● **Goal of the exercise**: How many lines in the entries below contain "type"? Answer with the number only.

● **Records from a collection of figures**:
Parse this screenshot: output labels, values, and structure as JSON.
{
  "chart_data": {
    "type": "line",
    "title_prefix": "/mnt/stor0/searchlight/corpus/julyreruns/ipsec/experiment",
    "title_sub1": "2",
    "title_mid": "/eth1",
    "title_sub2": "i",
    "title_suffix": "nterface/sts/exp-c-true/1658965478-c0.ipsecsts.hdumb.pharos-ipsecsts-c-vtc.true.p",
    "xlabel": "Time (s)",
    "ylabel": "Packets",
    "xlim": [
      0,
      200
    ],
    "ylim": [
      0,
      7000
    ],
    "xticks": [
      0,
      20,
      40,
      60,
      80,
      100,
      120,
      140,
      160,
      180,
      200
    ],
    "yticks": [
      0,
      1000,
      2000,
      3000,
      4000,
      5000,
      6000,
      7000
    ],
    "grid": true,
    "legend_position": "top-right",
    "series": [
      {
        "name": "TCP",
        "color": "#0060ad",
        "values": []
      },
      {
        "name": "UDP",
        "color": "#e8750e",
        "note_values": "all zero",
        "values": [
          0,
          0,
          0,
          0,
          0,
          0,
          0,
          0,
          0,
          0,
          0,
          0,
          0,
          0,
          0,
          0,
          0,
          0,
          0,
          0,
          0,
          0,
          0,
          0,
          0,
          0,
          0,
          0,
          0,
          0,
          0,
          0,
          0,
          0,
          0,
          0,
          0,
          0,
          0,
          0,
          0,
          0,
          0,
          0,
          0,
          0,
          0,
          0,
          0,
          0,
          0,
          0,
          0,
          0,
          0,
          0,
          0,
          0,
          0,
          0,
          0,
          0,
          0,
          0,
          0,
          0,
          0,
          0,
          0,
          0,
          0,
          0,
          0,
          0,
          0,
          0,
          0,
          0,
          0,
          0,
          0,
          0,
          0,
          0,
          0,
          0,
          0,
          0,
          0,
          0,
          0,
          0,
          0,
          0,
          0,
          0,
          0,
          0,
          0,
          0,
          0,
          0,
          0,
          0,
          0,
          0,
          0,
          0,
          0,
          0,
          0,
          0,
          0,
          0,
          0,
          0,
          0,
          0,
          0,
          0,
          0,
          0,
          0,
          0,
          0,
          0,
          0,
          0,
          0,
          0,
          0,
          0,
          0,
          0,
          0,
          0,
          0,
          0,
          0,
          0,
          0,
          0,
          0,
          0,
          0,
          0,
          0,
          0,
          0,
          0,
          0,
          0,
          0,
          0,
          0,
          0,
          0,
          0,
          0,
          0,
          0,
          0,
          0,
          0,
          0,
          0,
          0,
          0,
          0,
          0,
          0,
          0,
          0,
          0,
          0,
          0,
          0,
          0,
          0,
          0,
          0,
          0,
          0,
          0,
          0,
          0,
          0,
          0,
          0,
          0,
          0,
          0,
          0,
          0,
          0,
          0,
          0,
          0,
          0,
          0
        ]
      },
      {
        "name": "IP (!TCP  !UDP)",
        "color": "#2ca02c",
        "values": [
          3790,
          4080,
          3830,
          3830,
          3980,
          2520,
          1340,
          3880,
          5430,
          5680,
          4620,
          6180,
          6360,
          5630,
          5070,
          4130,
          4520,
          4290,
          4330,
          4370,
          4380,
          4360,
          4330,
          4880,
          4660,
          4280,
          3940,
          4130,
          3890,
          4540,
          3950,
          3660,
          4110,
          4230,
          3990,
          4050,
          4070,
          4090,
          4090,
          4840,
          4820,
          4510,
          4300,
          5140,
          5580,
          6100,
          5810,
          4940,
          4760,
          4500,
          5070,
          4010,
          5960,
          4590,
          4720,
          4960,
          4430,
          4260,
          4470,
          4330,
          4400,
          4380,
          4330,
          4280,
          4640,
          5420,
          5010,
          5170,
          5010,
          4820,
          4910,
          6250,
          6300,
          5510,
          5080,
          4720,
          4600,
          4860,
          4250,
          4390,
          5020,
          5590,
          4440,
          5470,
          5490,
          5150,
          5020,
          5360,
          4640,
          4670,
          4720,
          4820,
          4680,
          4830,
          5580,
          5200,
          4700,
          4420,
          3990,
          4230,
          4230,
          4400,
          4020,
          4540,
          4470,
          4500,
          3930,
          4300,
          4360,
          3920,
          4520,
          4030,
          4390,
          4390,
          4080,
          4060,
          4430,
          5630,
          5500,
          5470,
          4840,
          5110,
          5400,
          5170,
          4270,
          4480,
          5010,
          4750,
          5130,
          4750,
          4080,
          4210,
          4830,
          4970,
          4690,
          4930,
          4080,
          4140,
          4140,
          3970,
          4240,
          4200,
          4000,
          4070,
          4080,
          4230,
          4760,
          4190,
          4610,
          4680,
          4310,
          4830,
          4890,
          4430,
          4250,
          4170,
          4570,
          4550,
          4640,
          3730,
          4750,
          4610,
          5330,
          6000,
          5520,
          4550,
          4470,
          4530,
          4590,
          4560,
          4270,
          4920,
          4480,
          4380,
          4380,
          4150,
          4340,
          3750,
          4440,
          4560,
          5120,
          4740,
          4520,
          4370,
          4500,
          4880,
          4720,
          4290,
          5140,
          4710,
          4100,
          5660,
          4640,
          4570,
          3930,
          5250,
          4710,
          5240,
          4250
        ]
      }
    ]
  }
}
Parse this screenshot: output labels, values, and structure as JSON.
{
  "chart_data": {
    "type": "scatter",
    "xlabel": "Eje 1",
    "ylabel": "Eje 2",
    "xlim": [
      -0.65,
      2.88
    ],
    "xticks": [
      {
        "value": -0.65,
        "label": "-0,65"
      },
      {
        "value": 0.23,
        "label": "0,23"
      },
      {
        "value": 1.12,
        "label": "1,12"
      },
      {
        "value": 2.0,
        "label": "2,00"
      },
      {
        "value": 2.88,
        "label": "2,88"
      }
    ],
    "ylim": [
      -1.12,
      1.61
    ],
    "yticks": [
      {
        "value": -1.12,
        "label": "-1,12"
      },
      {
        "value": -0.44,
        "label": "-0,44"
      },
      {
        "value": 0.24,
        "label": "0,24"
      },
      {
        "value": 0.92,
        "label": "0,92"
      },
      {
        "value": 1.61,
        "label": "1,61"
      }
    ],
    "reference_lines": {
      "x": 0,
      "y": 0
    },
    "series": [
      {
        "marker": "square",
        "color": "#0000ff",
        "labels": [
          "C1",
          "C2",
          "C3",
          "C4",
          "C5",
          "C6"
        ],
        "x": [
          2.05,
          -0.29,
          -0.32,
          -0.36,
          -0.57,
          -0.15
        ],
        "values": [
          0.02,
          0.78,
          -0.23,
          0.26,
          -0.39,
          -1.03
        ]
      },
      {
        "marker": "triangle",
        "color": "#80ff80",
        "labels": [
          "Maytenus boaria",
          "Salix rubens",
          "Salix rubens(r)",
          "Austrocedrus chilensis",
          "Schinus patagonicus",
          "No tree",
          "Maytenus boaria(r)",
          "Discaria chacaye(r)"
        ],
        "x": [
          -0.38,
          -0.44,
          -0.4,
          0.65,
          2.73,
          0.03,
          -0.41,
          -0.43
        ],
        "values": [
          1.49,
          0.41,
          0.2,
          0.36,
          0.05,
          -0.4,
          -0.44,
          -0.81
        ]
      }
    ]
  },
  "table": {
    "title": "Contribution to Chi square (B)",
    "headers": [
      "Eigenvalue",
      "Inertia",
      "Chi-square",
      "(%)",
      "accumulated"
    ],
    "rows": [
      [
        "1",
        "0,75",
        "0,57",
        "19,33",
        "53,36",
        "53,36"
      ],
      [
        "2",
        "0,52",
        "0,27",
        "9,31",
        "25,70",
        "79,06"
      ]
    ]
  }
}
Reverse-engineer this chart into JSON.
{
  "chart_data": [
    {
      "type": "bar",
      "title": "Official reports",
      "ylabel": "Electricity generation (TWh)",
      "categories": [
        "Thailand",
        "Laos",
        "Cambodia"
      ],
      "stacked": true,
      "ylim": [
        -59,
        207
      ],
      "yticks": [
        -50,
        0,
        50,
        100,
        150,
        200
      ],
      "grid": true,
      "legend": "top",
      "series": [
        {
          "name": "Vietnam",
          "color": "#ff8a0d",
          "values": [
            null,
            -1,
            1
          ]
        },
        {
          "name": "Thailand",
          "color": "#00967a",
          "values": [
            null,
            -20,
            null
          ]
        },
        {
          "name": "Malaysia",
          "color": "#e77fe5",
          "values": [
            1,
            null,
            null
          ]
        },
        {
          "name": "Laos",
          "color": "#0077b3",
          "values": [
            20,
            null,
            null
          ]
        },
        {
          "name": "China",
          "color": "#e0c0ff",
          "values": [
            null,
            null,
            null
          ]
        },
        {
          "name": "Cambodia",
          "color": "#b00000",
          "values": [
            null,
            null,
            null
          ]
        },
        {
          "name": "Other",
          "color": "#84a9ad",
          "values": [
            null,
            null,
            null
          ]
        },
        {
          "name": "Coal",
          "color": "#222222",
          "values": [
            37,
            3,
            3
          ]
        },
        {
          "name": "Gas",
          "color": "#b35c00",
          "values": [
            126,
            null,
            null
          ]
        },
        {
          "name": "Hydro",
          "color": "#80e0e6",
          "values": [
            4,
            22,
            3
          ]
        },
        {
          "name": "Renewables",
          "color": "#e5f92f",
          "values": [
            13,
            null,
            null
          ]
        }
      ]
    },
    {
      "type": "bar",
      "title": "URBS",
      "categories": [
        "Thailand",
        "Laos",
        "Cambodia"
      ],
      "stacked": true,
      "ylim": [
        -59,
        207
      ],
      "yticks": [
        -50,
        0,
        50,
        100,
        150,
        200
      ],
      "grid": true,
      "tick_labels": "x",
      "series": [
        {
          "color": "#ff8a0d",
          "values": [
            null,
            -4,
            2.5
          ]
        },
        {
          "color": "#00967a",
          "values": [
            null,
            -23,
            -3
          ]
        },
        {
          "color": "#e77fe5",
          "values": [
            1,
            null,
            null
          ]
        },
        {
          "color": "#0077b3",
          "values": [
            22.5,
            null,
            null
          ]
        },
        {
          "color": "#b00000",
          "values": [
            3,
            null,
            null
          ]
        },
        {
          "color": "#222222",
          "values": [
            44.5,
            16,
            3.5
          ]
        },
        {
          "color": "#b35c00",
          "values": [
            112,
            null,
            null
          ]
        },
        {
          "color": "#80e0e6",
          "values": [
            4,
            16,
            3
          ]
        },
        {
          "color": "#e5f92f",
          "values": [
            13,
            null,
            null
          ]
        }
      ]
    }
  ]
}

● **Reply to the exercise**: 4